Requirement » The exercise asks you to copy every line below in which "from" appears.

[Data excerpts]
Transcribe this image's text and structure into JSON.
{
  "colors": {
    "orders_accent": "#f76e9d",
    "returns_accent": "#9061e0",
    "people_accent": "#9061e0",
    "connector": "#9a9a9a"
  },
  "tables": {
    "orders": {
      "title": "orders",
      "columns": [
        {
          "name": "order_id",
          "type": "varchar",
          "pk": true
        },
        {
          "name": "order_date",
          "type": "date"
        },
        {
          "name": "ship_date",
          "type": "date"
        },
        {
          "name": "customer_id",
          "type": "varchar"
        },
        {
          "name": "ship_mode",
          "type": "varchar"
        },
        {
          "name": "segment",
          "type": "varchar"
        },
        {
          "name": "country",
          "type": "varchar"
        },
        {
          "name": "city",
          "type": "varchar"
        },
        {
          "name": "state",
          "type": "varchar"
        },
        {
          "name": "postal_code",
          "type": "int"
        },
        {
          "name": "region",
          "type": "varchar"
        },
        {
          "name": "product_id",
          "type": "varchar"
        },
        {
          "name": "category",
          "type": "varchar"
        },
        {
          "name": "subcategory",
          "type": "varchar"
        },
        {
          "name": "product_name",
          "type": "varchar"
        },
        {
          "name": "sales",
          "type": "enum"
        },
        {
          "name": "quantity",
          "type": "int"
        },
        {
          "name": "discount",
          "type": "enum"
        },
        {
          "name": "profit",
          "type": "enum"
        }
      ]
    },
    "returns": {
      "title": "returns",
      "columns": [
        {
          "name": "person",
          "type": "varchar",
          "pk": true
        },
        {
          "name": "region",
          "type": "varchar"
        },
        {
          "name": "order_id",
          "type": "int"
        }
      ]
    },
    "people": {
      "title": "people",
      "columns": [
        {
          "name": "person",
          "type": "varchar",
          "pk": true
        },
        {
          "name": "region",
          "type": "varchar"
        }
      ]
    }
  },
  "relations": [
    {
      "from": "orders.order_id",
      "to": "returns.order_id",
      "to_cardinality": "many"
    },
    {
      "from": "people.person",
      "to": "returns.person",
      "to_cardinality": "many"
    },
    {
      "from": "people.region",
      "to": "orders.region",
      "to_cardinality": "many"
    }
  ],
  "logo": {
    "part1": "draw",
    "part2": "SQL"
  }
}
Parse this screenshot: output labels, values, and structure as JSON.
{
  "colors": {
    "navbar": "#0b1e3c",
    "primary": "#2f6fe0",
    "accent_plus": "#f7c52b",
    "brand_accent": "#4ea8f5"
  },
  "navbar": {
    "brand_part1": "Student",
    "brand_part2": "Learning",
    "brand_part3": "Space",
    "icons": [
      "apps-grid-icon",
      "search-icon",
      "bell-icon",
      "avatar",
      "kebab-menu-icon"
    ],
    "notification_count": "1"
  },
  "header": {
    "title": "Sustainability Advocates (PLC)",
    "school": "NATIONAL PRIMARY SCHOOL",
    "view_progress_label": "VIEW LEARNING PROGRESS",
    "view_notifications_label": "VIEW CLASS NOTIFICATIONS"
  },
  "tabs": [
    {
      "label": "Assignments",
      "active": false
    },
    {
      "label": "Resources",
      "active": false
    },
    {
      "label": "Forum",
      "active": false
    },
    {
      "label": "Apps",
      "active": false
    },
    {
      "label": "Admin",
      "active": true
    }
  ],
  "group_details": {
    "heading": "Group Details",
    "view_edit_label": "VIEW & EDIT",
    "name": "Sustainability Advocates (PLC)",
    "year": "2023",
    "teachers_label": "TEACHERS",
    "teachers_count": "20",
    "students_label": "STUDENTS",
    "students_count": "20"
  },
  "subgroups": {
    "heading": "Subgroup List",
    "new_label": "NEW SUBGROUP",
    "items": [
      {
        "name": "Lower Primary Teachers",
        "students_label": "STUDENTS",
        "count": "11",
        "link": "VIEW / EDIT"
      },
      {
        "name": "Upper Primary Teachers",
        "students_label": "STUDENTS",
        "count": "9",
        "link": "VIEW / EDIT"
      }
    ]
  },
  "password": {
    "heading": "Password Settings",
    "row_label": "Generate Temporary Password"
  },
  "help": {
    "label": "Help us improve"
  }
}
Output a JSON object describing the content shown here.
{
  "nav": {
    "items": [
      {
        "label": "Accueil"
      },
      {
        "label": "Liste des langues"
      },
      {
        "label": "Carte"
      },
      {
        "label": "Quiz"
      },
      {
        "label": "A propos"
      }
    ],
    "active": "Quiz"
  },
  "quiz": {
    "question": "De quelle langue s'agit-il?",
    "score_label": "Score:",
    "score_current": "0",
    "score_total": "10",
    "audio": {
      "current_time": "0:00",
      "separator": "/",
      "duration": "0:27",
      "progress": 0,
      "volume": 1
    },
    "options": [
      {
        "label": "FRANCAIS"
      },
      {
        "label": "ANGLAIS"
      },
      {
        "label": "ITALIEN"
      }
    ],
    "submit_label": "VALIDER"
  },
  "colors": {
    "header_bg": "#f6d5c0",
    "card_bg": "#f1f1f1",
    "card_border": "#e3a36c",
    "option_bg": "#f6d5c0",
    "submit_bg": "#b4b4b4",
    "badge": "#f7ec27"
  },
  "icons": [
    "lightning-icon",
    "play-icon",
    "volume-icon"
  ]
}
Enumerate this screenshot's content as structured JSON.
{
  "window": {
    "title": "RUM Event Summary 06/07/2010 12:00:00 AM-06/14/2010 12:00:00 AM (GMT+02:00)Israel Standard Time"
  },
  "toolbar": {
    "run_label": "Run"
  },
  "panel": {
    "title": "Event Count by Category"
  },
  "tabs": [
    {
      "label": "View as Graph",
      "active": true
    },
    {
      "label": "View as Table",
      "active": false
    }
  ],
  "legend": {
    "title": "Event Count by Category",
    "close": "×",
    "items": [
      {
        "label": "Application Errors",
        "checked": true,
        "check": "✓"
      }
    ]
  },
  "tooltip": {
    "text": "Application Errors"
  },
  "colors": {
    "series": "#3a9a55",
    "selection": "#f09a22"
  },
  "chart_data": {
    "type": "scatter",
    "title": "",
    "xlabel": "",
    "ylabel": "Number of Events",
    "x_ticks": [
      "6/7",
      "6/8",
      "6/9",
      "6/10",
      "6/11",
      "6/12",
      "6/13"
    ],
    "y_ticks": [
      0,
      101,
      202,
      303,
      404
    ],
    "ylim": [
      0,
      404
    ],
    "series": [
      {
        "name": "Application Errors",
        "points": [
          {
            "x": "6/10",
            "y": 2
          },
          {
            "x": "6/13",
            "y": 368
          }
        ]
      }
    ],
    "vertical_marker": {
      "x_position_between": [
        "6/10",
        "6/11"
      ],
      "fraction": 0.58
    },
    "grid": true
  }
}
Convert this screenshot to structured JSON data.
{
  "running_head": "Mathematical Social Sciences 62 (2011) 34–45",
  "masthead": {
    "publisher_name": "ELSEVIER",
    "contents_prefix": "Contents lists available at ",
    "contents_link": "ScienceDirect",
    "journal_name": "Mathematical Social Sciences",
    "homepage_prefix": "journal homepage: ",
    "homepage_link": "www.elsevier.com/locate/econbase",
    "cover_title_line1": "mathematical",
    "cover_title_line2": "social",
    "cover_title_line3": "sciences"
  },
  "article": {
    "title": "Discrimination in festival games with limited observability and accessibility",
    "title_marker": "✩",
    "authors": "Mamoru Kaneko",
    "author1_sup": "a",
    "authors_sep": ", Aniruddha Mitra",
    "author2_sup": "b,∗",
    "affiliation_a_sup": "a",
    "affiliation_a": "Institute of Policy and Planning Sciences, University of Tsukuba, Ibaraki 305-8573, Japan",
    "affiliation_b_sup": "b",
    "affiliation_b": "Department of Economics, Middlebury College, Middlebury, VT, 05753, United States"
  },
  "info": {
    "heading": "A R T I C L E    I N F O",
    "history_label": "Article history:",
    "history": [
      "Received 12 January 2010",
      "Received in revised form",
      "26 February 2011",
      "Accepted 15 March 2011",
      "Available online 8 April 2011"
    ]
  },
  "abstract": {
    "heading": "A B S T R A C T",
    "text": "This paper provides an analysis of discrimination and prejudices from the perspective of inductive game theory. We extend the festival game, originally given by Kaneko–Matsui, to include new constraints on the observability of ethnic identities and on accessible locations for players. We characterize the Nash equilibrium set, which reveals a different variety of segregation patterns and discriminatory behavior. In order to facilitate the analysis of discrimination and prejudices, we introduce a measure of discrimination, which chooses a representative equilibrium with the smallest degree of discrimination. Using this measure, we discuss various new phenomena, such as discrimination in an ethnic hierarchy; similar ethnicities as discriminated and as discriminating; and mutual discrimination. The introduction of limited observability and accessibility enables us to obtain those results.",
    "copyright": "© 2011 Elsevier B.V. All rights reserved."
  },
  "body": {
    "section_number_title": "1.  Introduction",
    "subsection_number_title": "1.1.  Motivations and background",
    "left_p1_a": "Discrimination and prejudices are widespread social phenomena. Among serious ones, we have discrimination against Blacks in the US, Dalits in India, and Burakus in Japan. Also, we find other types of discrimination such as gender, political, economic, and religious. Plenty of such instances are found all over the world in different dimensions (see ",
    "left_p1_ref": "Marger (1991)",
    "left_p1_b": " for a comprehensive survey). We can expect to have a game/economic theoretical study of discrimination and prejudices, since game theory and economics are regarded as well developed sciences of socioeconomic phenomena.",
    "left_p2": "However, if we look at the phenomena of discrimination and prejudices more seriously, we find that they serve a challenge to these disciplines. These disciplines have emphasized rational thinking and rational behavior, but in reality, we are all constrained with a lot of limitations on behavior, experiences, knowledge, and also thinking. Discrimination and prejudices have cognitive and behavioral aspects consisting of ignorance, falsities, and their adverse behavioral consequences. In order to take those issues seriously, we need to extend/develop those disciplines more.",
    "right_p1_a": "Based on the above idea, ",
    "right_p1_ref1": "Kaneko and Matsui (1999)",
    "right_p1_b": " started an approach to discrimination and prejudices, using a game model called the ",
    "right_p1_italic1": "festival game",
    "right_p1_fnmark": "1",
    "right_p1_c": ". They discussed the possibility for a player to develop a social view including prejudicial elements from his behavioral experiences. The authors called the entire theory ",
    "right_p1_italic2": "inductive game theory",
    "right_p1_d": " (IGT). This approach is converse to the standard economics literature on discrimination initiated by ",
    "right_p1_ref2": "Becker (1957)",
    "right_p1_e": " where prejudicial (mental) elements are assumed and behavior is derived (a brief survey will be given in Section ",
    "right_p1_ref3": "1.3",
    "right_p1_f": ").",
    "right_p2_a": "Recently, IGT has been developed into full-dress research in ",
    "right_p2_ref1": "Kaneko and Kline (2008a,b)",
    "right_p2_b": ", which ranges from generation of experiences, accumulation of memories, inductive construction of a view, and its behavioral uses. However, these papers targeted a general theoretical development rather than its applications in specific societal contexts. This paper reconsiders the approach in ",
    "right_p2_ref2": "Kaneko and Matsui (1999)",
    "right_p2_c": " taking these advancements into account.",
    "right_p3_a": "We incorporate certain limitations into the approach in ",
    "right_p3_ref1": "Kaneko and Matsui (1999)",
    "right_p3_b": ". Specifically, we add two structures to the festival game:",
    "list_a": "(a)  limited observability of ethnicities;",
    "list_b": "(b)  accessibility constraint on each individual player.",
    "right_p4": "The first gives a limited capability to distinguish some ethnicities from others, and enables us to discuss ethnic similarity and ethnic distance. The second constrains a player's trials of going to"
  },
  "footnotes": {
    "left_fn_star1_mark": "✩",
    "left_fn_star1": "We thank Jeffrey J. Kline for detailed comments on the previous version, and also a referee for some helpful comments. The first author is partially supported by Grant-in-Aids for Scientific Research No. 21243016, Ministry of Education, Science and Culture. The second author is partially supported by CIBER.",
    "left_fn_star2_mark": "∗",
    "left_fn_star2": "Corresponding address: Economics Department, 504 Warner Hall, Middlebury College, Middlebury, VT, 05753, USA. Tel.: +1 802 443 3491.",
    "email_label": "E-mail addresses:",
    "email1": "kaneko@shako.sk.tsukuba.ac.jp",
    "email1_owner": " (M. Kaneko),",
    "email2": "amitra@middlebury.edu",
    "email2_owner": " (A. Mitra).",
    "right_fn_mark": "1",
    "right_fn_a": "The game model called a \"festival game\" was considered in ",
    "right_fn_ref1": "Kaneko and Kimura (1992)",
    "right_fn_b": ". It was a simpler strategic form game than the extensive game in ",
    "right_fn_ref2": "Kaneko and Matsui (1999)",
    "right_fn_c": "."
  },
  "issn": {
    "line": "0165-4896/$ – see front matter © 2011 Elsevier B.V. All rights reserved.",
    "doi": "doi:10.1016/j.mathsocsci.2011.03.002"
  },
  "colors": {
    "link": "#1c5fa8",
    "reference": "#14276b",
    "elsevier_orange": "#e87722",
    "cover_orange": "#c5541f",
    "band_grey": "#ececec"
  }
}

Complete answer »
      "from": "orders.order_id",
      "from": "people.person",
      "from": "people.region",
    "text": "This paper provides an analysis of discrimination and prejudices from the perspective of inductive game theory. We extend the festival game, originally given by Kaneko–Matsui, to include new constraints on the observability of ethnic identities and on accessible locations for players. We characterize the Nash equilibrium set, which reveals a different variety of segregation patterns and discriminatory behavior. In order to facilitate the analysis of discrimination and prejudices, we introduce a measure of discrimination, which chooses a representative equilibrium with the smallest degree of discrimination. Using this measure, we discuss various new phenomena, such as discrimination in an ethnic hierarchy; similar ethnicities as discriminated and as discriminating; and mutual discrimination. The introduction of limited observability and accessibility enables us to obtain those results.",
    "right_p1_c": ". They discussed the possibility for a player to develop a social view including prejudicial elements from his behavioral experiences. The authors called the entire theory ",
    "right_p2_b": ", which ranges from generation of experiences, accumulation of memories, inductive construction of a view, and its behavioral uses. However, these papers targeted a general theoretical development rather than its applications in specific societal contexts. This paper reconsiders the approach in ",
    "right_p4": "The first gives a limited capability to distinguish some ethnicities from others, and enables us to discuss ethnic similarity and ethnic distance. The second constrains a player's trials of going to"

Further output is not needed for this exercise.